◆ Required work:
1. Reproduce word for word the stretch from "2018 British documentary" through "others being foreigners." in the passage on Putin: The New Tsar.
2. Answer these from the passage on Putin: The New Tsar:
(a) On which channel did the documentary air?
(b) Which institution is psychologist Ian Robertson from?
(c) How many stars did Sam Wollaston of The Guardian give the film?

◆ Passage to read:
◆ ◆ ◆

= Putin: The New Tsar =

2018 British documentary by Patrick Forbes

Putin: The New Tsar is 2018 a documentary produced by OxfordFilms/BBC and directed by Patrick Forbes, airing on BBC2. It discusses Vladimir Putin's rise to power. Interview subjects include politicians and non-politicians, with some being Russian and others being foreigners.

==Contents==
Among the participants are Garry Kasparov, a chess prodigy; Mikhail Khodorkovsky, an oligarch; Sergei Pugachev, who was in Putin's power network; Ksenia Sobchak, a member of Russian high society; Ian Robertson, a psychologist from Trinity College Dublin; and Jack Straw, a British politician. Robertson stated that Putin's experience in a high political position "profoundly changed" his brain.

Ed Power of The Daily Telegraph stated that Putin: The New Tsar's "true purpose was to place in historical context Putin's unlikely rise from provincial obscurity in St Petersburg" to being the President of Russia. It was produced prior to the 2018 Russian presidential election. Power stated that it "fleetingly touched upon" allegations of Russian agents attacking enemies of the Russian government outside of Russia.

==Reception==
Sam Wollaston of The Guardian gave the film four of five stars and stated that Putin: The New Tsar "could almost be funny if it weren't so scary".

◆ ◆ ◆

◆ Raw data:
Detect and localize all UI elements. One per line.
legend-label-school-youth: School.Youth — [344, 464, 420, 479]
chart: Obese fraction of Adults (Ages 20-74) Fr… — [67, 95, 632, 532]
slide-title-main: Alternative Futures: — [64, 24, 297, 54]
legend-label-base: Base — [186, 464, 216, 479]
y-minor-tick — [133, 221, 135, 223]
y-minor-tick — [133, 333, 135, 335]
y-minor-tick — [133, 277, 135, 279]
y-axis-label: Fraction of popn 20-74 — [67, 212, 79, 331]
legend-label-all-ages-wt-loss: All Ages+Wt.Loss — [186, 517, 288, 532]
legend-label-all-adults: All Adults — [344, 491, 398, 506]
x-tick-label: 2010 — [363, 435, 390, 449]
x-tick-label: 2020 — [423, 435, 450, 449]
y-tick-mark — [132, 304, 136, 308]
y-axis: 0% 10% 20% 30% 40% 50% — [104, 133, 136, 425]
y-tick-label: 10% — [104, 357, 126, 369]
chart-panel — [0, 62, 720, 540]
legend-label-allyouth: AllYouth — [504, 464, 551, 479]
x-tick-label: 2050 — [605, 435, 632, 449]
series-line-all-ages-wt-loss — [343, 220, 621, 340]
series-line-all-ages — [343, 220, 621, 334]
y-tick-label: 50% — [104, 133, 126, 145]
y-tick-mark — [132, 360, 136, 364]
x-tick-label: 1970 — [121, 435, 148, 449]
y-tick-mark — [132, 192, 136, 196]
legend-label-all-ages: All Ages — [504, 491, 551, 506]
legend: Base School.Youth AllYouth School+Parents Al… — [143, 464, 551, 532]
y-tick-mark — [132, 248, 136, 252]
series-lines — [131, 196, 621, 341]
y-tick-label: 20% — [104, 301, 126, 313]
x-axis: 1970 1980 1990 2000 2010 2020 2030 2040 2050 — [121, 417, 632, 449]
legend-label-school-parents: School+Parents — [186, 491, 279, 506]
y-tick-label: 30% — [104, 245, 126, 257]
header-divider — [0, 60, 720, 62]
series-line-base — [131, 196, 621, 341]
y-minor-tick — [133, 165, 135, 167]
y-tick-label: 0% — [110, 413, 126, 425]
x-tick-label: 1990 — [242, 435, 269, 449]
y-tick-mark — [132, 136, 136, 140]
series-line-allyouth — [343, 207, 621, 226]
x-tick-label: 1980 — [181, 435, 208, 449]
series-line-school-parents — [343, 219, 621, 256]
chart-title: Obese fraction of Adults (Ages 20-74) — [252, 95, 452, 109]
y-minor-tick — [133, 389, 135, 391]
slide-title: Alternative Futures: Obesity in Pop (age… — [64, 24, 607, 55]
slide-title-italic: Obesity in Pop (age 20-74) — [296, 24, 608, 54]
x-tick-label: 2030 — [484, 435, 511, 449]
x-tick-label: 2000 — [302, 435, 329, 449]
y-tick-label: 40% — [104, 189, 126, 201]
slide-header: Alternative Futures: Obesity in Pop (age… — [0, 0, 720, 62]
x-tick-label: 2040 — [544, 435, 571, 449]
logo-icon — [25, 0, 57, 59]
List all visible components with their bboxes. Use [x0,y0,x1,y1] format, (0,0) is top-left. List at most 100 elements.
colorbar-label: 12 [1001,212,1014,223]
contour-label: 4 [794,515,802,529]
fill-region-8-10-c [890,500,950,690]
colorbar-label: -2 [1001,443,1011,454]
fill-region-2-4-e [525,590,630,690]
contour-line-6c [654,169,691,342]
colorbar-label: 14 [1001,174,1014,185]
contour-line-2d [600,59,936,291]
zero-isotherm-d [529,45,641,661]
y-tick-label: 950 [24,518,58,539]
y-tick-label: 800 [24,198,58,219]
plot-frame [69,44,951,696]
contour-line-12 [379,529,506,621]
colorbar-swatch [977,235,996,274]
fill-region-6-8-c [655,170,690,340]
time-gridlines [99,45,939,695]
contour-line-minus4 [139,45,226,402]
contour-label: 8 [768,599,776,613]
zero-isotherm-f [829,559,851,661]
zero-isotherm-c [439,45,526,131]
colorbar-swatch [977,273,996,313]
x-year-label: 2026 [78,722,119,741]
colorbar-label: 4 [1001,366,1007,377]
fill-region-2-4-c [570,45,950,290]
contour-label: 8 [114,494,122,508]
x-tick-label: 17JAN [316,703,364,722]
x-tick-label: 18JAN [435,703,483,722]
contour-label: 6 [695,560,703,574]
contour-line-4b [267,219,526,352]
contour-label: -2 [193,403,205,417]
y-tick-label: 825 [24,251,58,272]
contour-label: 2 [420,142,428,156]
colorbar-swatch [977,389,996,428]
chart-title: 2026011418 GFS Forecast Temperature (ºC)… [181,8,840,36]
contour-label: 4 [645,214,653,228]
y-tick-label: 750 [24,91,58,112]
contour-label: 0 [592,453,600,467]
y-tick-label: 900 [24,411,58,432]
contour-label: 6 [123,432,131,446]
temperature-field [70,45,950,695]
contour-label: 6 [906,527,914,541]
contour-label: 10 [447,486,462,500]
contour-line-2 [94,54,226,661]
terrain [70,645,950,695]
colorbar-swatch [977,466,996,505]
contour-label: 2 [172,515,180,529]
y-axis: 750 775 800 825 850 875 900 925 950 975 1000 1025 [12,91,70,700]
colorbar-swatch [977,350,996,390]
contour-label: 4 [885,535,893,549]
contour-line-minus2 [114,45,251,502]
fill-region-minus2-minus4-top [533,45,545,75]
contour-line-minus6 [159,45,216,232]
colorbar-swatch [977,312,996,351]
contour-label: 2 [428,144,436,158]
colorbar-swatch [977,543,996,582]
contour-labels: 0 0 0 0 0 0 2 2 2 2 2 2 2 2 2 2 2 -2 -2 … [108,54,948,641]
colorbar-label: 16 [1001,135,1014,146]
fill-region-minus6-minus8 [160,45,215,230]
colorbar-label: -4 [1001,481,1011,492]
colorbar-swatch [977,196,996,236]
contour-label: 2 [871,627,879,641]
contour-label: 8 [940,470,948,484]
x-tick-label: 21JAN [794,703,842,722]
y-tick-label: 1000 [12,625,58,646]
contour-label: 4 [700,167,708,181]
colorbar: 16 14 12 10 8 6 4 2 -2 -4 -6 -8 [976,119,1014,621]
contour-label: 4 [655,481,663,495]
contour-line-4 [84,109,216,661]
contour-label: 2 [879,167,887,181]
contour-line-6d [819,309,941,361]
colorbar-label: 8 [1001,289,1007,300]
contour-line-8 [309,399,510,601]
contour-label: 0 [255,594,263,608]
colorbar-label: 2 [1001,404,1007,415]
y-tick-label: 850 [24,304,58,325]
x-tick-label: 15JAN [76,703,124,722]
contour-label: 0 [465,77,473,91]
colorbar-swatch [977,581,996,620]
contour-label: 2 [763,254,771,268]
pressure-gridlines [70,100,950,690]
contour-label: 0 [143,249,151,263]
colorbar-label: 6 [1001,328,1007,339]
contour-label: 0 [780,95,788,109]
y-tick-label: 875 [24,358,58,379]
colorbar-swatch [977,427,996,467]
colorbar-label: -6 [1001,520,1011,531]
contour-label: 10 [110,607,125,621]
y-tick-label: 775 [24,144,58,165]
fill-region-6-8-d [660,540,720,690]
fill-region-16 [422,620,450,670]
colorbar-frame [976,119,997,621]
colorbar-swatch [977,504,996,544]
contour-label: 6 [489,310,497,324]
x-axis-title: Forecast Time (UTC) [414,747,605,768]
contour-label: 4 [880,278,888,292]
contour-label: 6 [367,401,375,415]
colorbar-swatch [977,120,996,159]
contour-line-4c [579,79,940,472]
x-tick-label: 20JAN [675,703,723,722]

◆ ◆ ◆

◆ Per-task outputs:
1.
2018 British documentary by Patrick Forbes

Putin: The New Tsar is 2018 a documentary produced by OxfordFilms/BBC and directed by Patrick Forbes, airing on BBC2. It discusses Vladimir Putin's rise to power. Interview subjects include politicians and non-politicians, with some being Russian and others being foreigners.

2.
(a) BBC2
(b) Trinity College Dublin
(c) Four of five stars